What you have to do: Check each line of the records below and collect those that include the word "name".

Input for this task:
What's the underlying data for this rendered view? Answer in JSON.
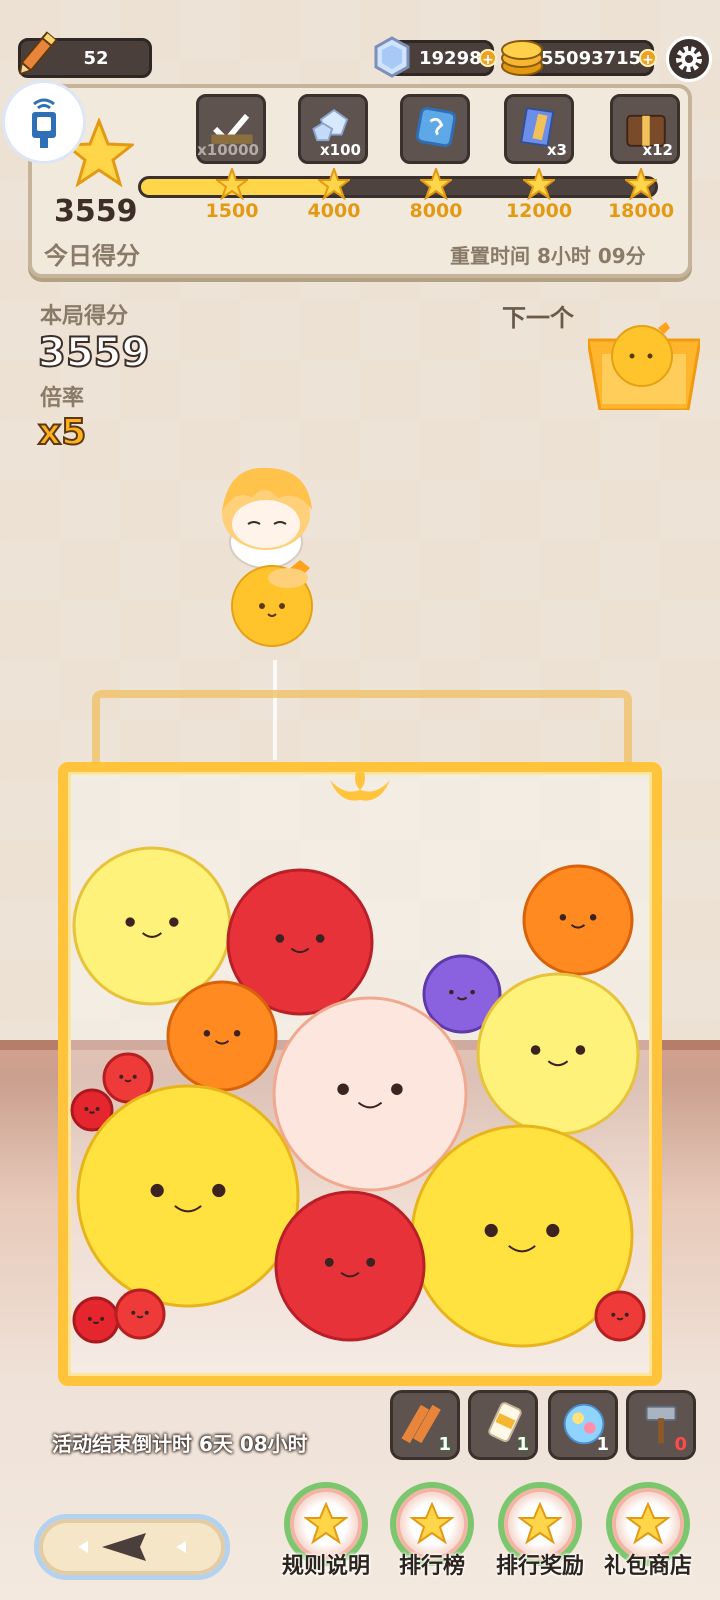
{
  "top": {
    "level": "52",
    "gems": "19298",
    "coins": "55093715"
  },
  "daily": {
    "score": "3559",
    "label": "今日得分",
    "reset_text": "重置时间 8小时 09分",
    "progress": 0.37,
    "rewards": [
      {
        "icon": "check-icon",
        "qty": "x10000",
        "claimed": true
      },
      {
        "icon": "diamond-pile-icon",
        "qty": "x100",
        "claimed": false
      },
      {
        "icon": "blue-rune-icon",
        "qty": "",
        "claimed": false
      },
      {
        "icon": "blue-cape-icon",
        "qty": "x3",
        "claimed": false
      },
      {
        "icon": "chest-icon",
        "qty": "x12",
        "claimed": false
      }
    ],
    "milestones": [
      "1500",
      "4000",
      "8000",
      "12000",
      "18000"
    ]
  },
  "round": {
    "score_label": "本局得分",
    "score": "3559",
    "mult_label": "倍率",
    "multiplier": "x5",
    "next_label": "下一个"
  },
  "countdown": "活动结束倒计时 6天 08小时",
  "tools": [
    {
      "name": "pencils-tool",
      "count": "1",
      "style": "green"
    },
    {
      "name": "bottle-tool",
      "count": "1",
      "style": "green"
    },
    {
      "name": "orb-tool",
      "count": "1",
      "style": "plain"
    },
    {
      "name": "hammer-tool",
      "count": "0",
      "style": "zero"
    }
  ],
  "menu": [
    "规则说明",
    "排行榜",
    "排行奖励",
    "礼包商店"
  ],
  "colors": {
    "accent": "#ffc43b",
    "milestone": "#e39a12",
    "dark_panel": "#5e534e"
  }
}
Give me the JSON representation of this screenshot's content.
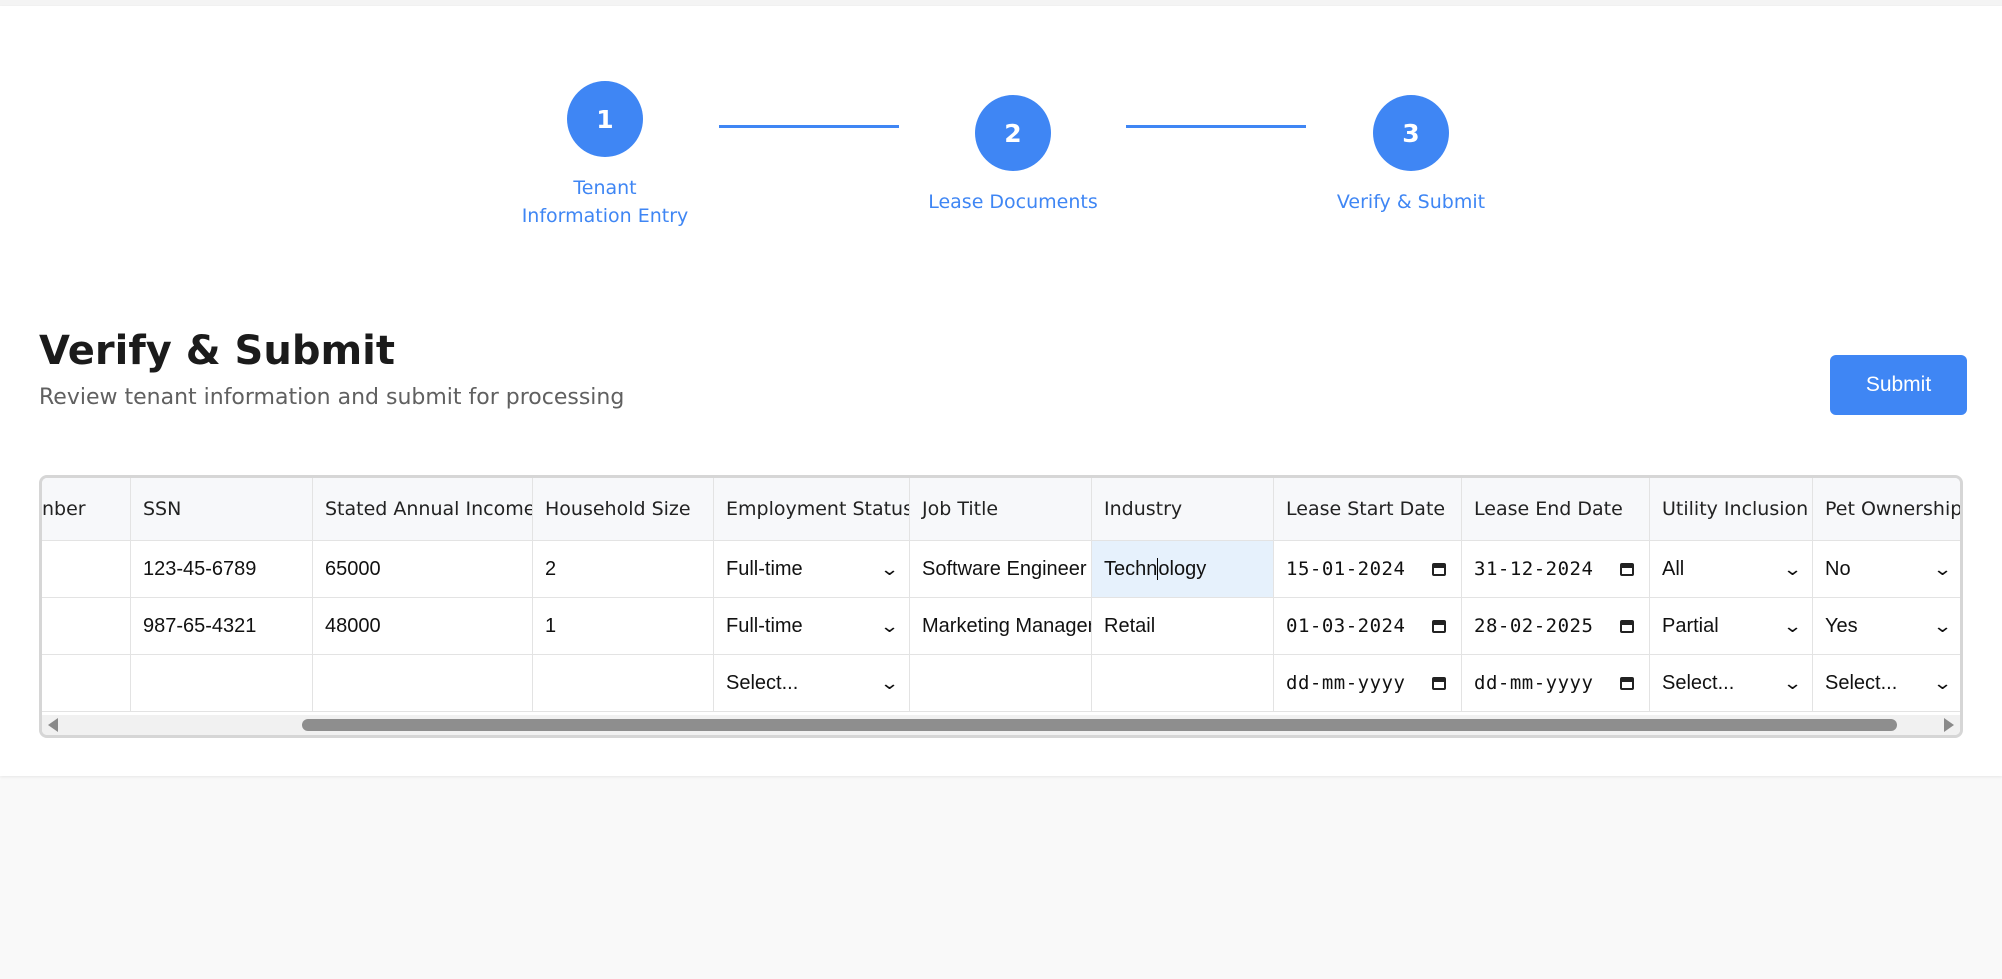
{
  "stepper": {
    "steps": [
      {
        "number": "1",
        "label_line1": "Tenant",
        "label_line2": "Information Entry"
      },
      {
        "number": "2",
        "label": "Lease Documents"
      },
      {
        "number": "3",
        "label": "Verify & Submit"
      }
    ]
  },
  "header": {
    "title": "Verify & Submit",
    "subtitle": "Review tenant information and submit for processing",
    "submit_label": "Submit"
  },
  "table": {
    "columns": [
      "nber",
      "SSN",
      "Stated Annual Income",
      "Household Size",
      "Employment Status",
      "Job Title",
      "Industry",
      "Lease Start Date",
      "Lease End Date",
      "Utility Inclusion",
      "Pet Ownership"
    ],
    "rows": [
      {
        "ssn": "123-45-6789",
        "income": "65000",
        "household": "2",
        "employment": "Full-time",
        "job_title": "Software Engineer",
        "industry_a": "Techn",
        "industry_b": "ology",
        "lease_start": "15-01-2024",
        "lease_end": "31-12-2024",
        "utility": "All",
        "pet": "No"
      },
      {
        "ssn": "987-65-4321",
        "income": "48000",
        "household": "1",
        "employment": "Full-time",
        "job_title": "Marketing Manager",
        "industry": "Retail",
        "lease_start": "01-03-2024",
        "lease_end": "28-02-2025",
        "utility": "Partial",
        "pet": "Yes"
      },
      {
        "ssn": "",
        "income": "",
        "household": "",
        "employment": "Select...",
        "job_title": "",
        "industry": "",
        "lease_start": "dd-mm-yyyy",
        "lease_end": "dd-mm-yyyy",
        "utility": "Select...",
        "pet": "Select..."
      }
    ]
  },
  "icons": {
    "select_chevron": "chevron-down-icon",
    "date_picker": "calendar-icon",
    "scroll_left": "scroll-left-arrow-icon",
    "scroll_right": "scroll-right-arrow-icon"
  },
  "colors": {
    "accent": "#3f86f4",
    "focus_cell": "#e6f1fc"
  }
}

Output for this exercise:
      "name": "pencils-tool",
      "name": "bottle-tool",
      "name": "orb-tool",
      "name": "hammer-tool",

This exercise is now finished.